● **WRITTEN EXERCISE**
Restate each of the lines given below, word for word.

Figure record listings:
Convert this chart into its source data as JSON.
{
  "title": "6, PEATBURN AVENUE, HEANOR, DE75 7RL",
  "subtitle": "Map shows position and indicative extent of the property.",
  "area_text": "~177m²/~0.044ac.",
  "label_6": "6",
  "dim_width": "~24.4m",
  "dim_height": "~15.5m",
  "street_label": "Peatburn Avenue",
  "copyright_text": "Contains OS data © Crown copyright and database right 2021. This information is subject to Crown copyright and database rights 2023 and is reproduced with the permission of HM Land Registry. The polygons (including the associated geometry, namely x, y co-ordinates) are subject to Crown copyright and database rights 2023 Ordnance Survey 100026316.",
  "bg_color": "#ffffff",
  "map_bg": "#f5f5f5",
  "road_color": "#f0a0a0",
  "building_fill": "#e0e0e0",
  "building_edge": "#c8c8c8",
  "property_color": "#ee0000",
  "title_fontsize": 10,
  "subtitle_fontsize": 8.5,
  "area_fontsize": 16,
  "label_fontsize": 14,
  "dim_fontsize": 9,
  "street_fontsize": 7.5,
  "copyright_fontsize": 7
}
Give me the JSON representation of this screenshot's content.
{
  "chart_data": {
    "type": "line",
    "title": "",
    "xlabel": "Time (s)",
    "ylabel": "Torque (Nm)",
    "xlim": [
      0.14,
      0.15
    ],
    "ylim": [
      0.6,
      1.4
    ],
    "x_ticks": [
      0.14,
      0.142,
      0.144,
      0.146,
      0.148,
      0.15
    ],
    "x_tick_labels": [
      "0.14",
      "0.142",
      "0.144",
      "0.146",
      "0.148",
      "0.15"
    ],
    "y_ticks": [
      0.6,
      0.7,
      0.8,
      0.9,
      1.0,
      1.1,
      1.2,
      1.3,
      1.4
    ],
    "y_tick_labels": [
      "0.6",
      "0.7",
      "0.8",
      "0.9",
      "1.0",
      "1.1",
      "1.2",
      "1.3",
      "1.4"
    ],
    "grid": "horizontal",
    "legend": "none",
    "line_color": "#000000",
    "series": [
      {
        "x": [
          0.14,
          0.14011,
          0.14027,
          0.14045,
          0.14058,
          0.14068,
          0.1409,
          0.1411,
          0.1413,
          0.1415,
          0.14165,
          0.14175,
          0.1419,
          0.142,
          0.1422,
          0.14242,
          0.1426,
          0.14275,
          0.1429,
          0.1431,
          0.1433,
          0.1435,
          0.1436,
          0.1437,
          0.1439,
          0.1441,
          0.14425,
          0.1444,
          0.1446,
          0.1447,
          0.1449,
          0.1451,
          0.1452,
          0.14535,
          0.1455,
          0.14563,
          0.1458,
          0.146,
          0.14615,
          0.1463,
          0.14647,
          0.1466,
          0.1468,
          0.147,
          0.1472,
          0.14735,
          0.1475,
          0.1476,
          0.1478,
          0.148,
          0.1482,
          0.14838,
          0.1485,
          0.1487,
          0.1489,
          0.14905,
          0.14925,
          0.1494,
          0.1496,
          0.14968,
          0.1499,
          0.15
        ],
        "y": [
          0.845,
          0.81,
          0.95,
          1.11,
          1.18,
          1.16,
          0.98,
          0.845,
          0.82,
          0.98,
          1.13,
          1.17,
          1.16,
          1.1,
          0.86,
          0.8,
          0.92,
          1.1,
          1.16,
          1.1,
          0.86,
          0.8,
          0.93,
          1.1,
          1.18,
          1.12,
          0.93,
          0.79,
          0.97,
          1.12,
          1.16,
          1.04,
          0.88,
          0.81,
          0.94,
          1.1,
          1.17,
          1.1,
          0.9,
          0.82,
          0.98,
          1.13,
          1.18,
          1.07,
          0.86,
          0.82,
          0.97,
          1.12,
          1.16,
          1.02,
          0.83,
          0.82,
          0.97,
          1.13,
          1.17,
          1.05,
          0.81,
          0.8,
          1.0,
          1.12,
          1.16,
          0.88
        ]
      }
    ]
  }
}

● **SOLUTION FOR THIS TASK**
Convert this chart into its source data as JSON.
{
  "title": "6, PEATBURN AVENUE, HEANOR, DE75 7RL",
  "subtitle": "Map shows position and indicative extent of the property.",
  "area_text": "~177m²/~0.044ac.",
  "label_6": "6",
  "dim_width": "~24.4m",
  "dim_height": "~15.5m",
  "street_label": "Peatburn Avenue",
  "copyright_text": "Contains OS data © Crown copyright and database right 2021. This information is subject to Crown copyright and database rights 2023 and is reproduced with the permission of HM Land Registry. The polygons (including the associated geometry, namely x, y co-ordinates) are subject to Crown copyright and database rights 2023 Ordnance Survey 100026316.",
  "bg_color": "#ffffff",
  "map_bg": "#f5f5f5",
  "road_color": "#f0a0a0",
  "building_fill": "#e0e0e0",
  "building_edge": "#c8c8c8",
  "property_color": "#ee0000",
  "title_fontsize": 10,
  "subtitle_fontsize": 8.5,
  "area_fontsize": 16,
  "label_fontsize": 14,
  "dim_fontsize": 9,
  "street_fontsize": 7.5,
  "copyright_fontsize": 7
}
Give me the JSON representation of this screenshot's content.
{
  "chart_data": {
    "type": "line",
    "title": "",
    "xlabel": "Time (s)",
    "ylabel": "Torque (Nm)",
    "xlim": [
      0.14,
      0.15
    ],
    "ylim": [
      0.6,
      1.4
    ],
    "x_ticks": [
      0.14,
      0.142,
      0.144,
      0.146,
      0.148,
      0.15
    ],
    "x_tick_labels": [
      "0.14",
      "0.142",
      "0.144",
      "0.146",
      "0.148",
      "0.15"
    ],
    "y_ticks": [
      0.6,
      0.7,
      0.8,
      0.9,
      1.0,
      1.1,
      1.2,
      1.3,
      1.4
    ],
    "y_tick_labels": [
      "0.6",
      "0.7",
      "0.8",
      "0.9",
      "1.0",
      "1.1",
      "1.2",
      "1.3",
      "1.4"
    ],
    "grid": "horizontal",
    "legend": "none",
    "line_color": "#000000",
    "series": [
      {
        "x": [
          0.14,
          0.14011,
          0.14027,
          0.14045,
          0.14058,
          0.14068,
          0.1409,
          0.1411,
          0.1413,
          0.1415,
          0.14165,
          0.14175,
          0.1419,
          0.142,
          0.1422,
          0.14242,
          0.1426,
          0.14275,
          0.1429,
          0.1431,
          0.1433,
          0.1435,
          0.1436,
          0.1437,
          0.1439,
          0.1441,
          0.14425,
          0.1444,
          0.1446,
          0.1447,
          0.1449,
          0.1451,
          0.1452,
          0.14535,
          0.1455,
          0.14563,
          0.1458,
          0.146,
          0.14615,
          0.1463,
          0.14647,
          0.1466,
          0.1468,
          0.147,
          0.1472,
          0.14735,
          0.1475,
          0.1476,
          0.1478,
          0.148,
          0.1482,
          0.14838,
          0.1485,
          0.1487,
          0.1489,
          0.14905,
          0.14925,
          0.1494,
          0.1496,
          0.14968,
          0.1499,
          0.15
        ],
        "y": [
          0.845,
          0.81,
          0.95,
          1.11,
          1.18,
          1.16,
          0.98,
          0.845,
          0.82,
          0.98,
          1.13,
          1.17,
          1.16,
          1.1,
          0.86,
          0.8,
          0.92,
          1.1,
          1.16,
          1.1,
          0.86,
          0.8,
          0.93,
          1.1,
          1.18,
          1.12,
          0.93,
          0.79,
          0.97,
          1.12,
          1.16,
          1.04,
          0.88,
          0.81,
          0.94,
          1.1,
          1.17,
          1.1,
          0.9,
          0.82,
          0.98,
          1.13,
          1.18,
          1.07,
          0.86,
          0.82,
          0.97,
          1.12,
          1.16,
          1.02,
          0.83,
          0.82,
          0.97,
          1.13,
          1.17,
          1.05,
          0.81,
          0.8,
          1.0,
          1.12,
          1.16,
          0.88
        ]
      }
    ]
  }
}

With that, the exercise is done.